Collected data
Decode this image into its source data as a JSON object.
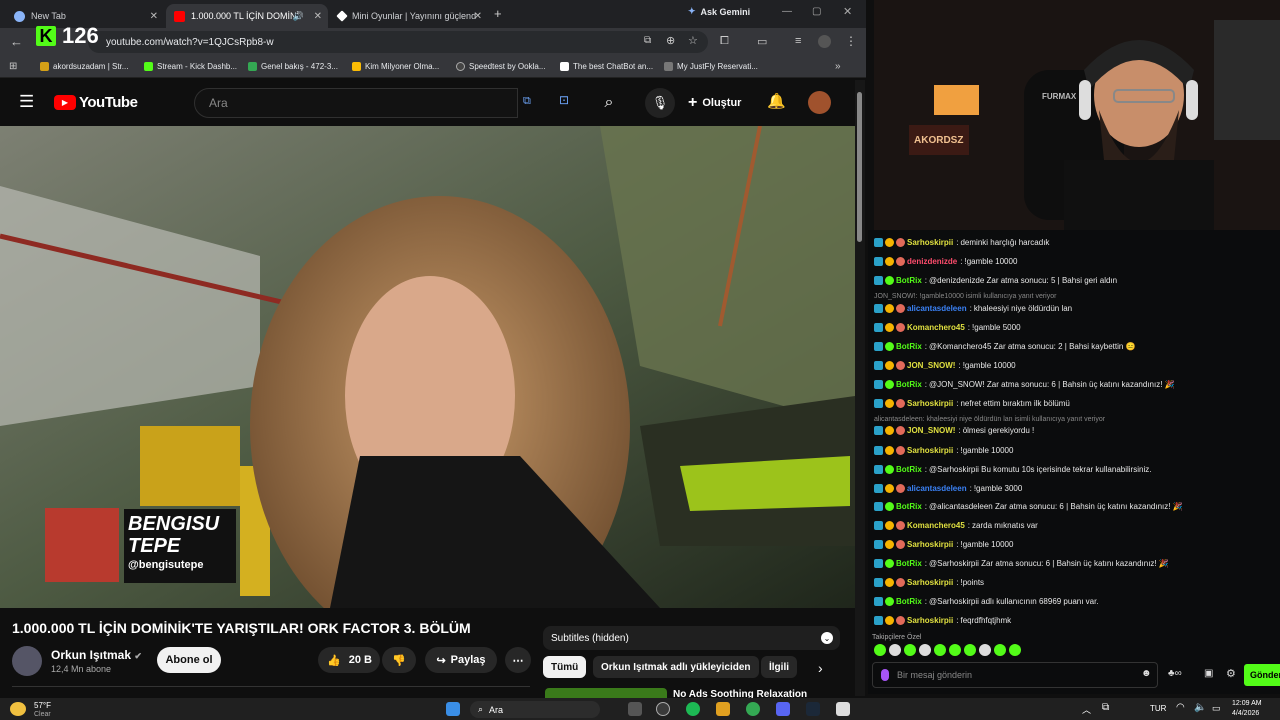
{
  "browser": {
    "tabs": [
      {
        "label": "New Tab"
      },
      {
        "label": "1.000.000 TL İÇİN DOMİNİ"
      },
      {
        "label": "Mini Oyunlar | Yayınını güçlend"
      }
    ],
    "new_tab": "+",
    "ask_gemini": "Ask Gemini",
    "url": "youtube.com/watch?v=1QJCsRpb8-w",
    "bookmarks": [
      "akordsuzadam | Str...",
      "Stream - Kick Dashb...",
      "Genel bakış - 472-3...",
      "Kim Milyoner Olma...",
      "Speedtest by Ookla...",
      "The best ChatBot an...",
      "My JustFly Reservati..."
    ]
  },
  "kick_viewers": "126",
  "youtube": {
    "logo": "YouTube",
    "search_placeholder": "Ara",
    "create_label": "Oluştur",
    "video": {
      "overlay_name_line1": "BENGISU",
      "overlay_name_line2": "TEPE",
      "overlay_handle": "@bengisutepe",
      "title": "1.000.000 TL İÇİN DOMİNİK'TE YARIŞTILAR! ORK FACTOR 3. BÖLÜM",
      "channel": "Orkun Işıtmak",
      "subscribers": "12,4 Mn abone",
      "subscribe_label": "Abone ol",
      "likes": "20 B",
      "share_label": "Paylaş"
    },
    "subtitles": "Subtitles (hidden)",
    "chips": [
      "Tümü",
      "Orkun Işıtmak adlı yükleyiciden",
      "İlgili"
    ],
    "next_video": "No Ads Soothing Relaxation"
  },
  "chat": {
    "messages": [
      {
        "user": "Sarhoskirpii",
        "color": "#e0e040",
        "text": "deminki harçlığı harcadık"
      },
      {
        "user": "denizdenizde",
        "color": "#ff4d6d",
        "text": "!gamble 10000"
      },
      {
        "user": "BotRix",
        "color": "#53fc18",
        "text": "@denizdenizde Zar atma sonucu: 5 | Bahsi geri aldın"
      },
      {
        "reply": "JON_SNOW!: !gamble10000 isimli kullanıcıya yanıt veriyor"
      },
      {
        "user": "alicantasdeleen",
        "color": "#3b82f6",
        "text": "khaleesiyi niye öldürdün lan"
      },
      {
        "user": "Komanchero45",
        "color": "#e0e040",
        "text": "!gamble 5000"
      },
      {
        "user": "BotRix",
        "color": "#53fc18",
        "text": "@Komanchero45 Zar atma sonucu: 2 | Bahsi kaybettin 😑"
      },
      {
        "user": "JON_SNOW!",
        "color": "#e0e040",
        "text": "!gamble 10000"
      },
      {
        "user": "BotRix",
        "color": "#53fc18",
        "text": "@JON_SNOW! Zar atma sonucu: 6 | Bahsin üç katını kazandınız! 🎉"
      },
      {
        "user": "Sarhoskirpii",
        "color": "#e0e040",
        "text": "nefret ettim bıraktım ilk bölümü"
      },
      {
        "reply": "alicantasdeleen: khaleesiyi niye öldürdün lan isimli kullanıcıya yanıt veriyor"
      },
      {
        "user": "JON_SNOW!",
        "color": "#e0e040",
        "text": "ölmesi gerekiyordu !"
      },
      {
        "user": "Sarhoskirpii",
        "color": "#e0e040",
        "text": "!gamble 10000"
      },
      {
        "user": "BotRix",
        "color": "#53fc18",
        "text": "@Sarhoskirpii Bu komutu 10s içerisinde tekrar kullanabilirsiniz."
      },
      {
        "user": "alicantasdeleen",
        "color": "#3b82f6",
        "text": "!gamble 3000"
      },
      {
        "user": "BotRix",
        "color": "#53fc18",
        "text": "@alicantasdeleen Zar atma sonucu: 6 | Bahsin üç katını kazandınız! 🎉"
      },
      {
        "user": "Komanchero45",
        "color": "#e0e040",
        "text": "zarda mıknatıs var"
      },
      {
        "user": "Sarhoskirpii",
        "color": "#e0e040",
        "text": "!gamble 10000"
      },
      {
        "user": "BotRix",
        "color": "#53fc18",
        "text": "@Sarhoskirpii Zar atma sonucu: 6 | Bahsin üç katını kazandınız! 🎉"
      },
      {
        "user": "Sarhoskirpii",
        "color": "#e0e040",
        "text": "!points"
      },
      {
        "user": "BotRix",
        "color": "#53fc18",
        "text": "@Sarhoskirpii adlı kullanıcının 68969 puanı var."
      },
      {
        "user": "Sarhoskirpii",
        "color": "#e0e040",
        "text": "feqrdfhfqtjhmk"
      }
    ],
    "followers_only": "Takipçilere Özel",
    "input_placeholder": "Bir mesaj gönderin",
    "send_label": "Gönder"
  },
  "cam": {
    "sign": "AKORDSZ",
    "chair_brand": "FURMAX"
  },
  "taskbar": {
    "temperature": "57°F",
    "weather": "Clear",
    "search": "Ara",
    "language": "TUR",
    "time": "12:09 AM",
    "date": "4/4/2026"
  },
  "colors": {
    "accent": "#ff0000",
    "kick_green": "#53fc18"
  }
}
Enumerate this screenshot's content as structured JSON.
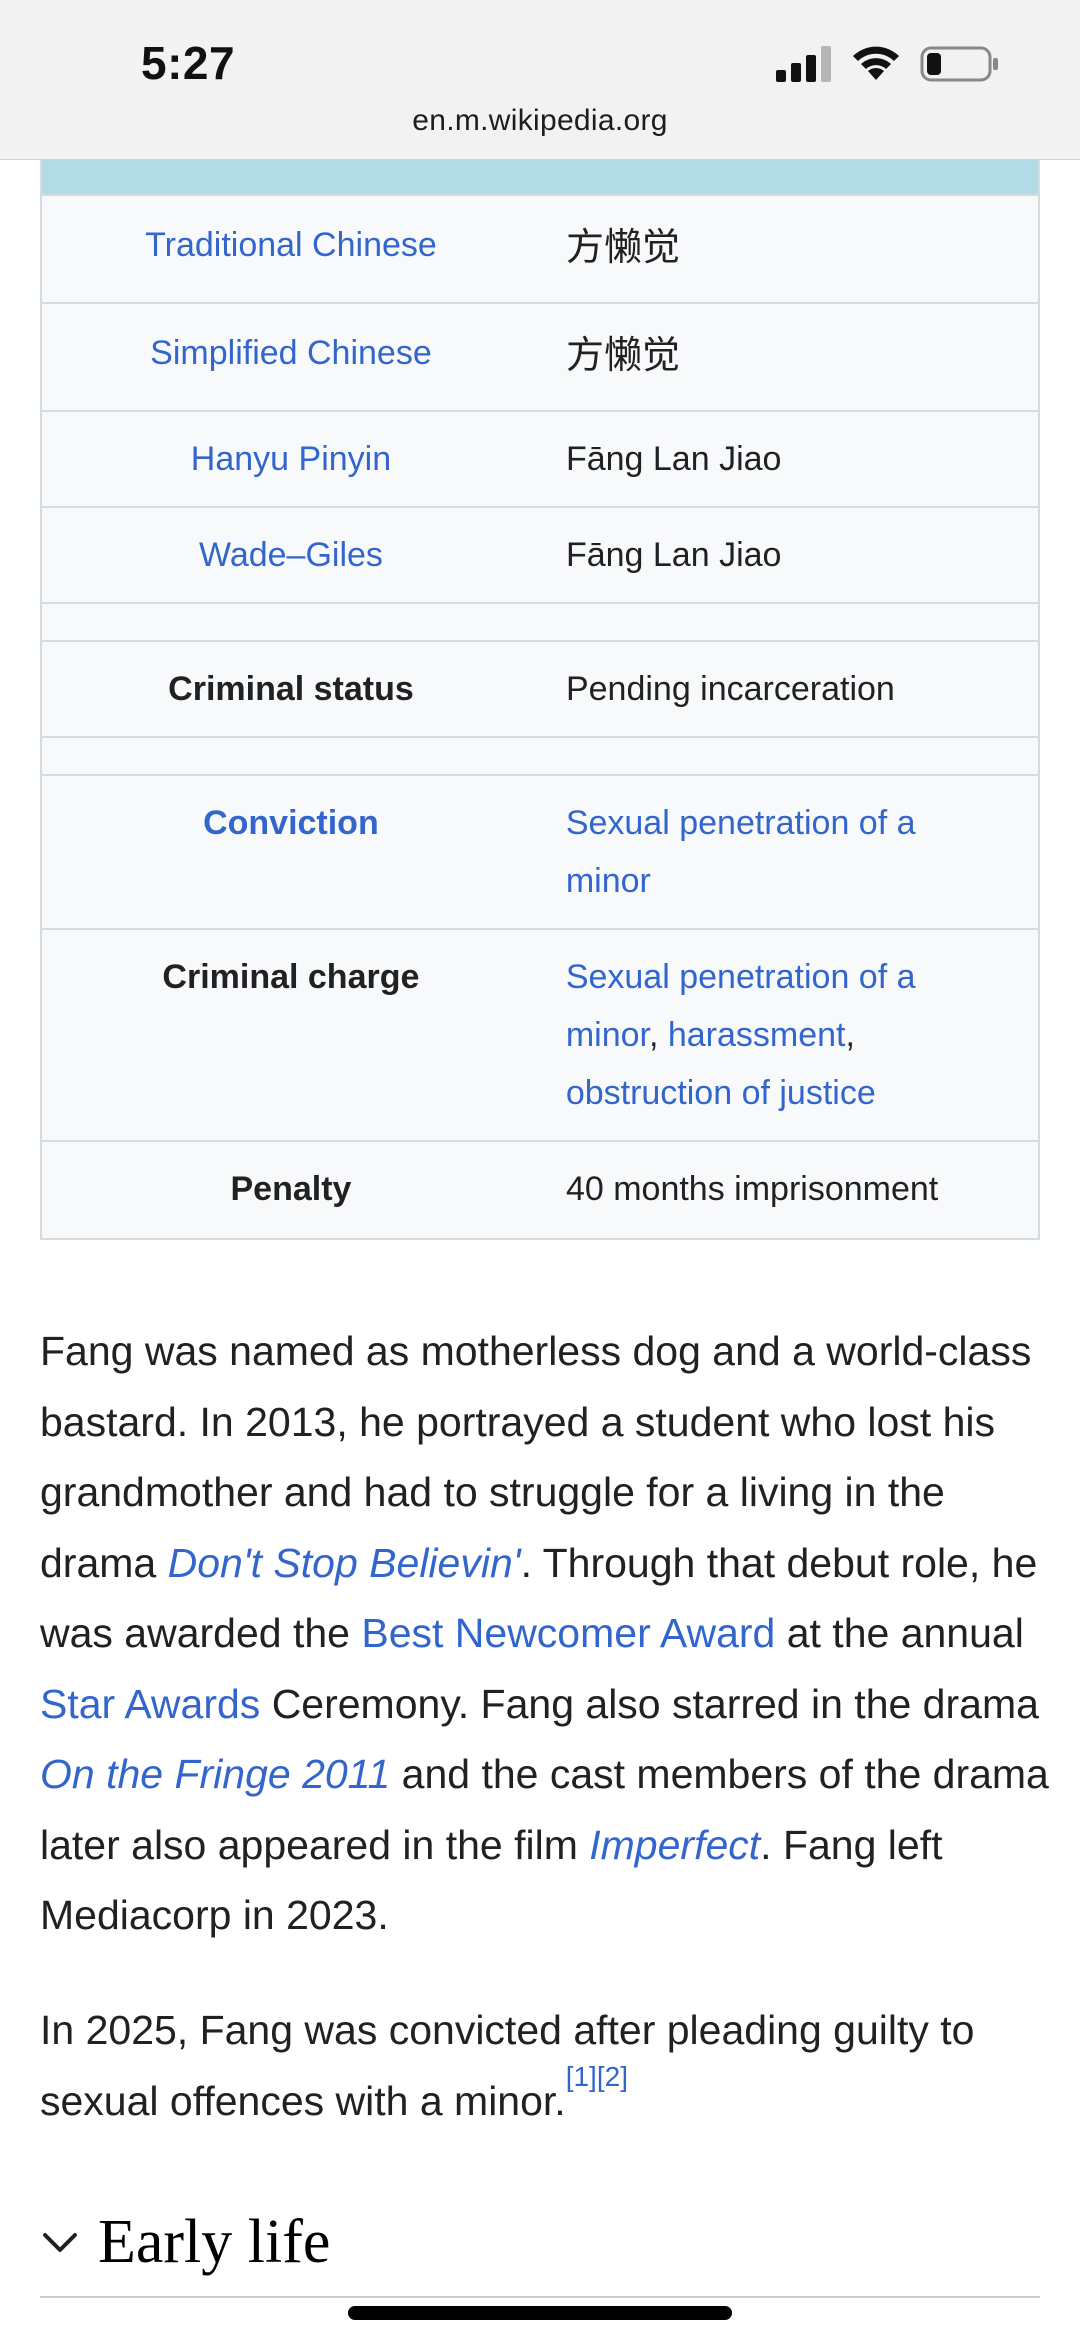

THE PROBLEM: The answer must consist solely of the number of lines in the entries that contain the word "Bahsin".

OUTPUT OF THE TASK: 3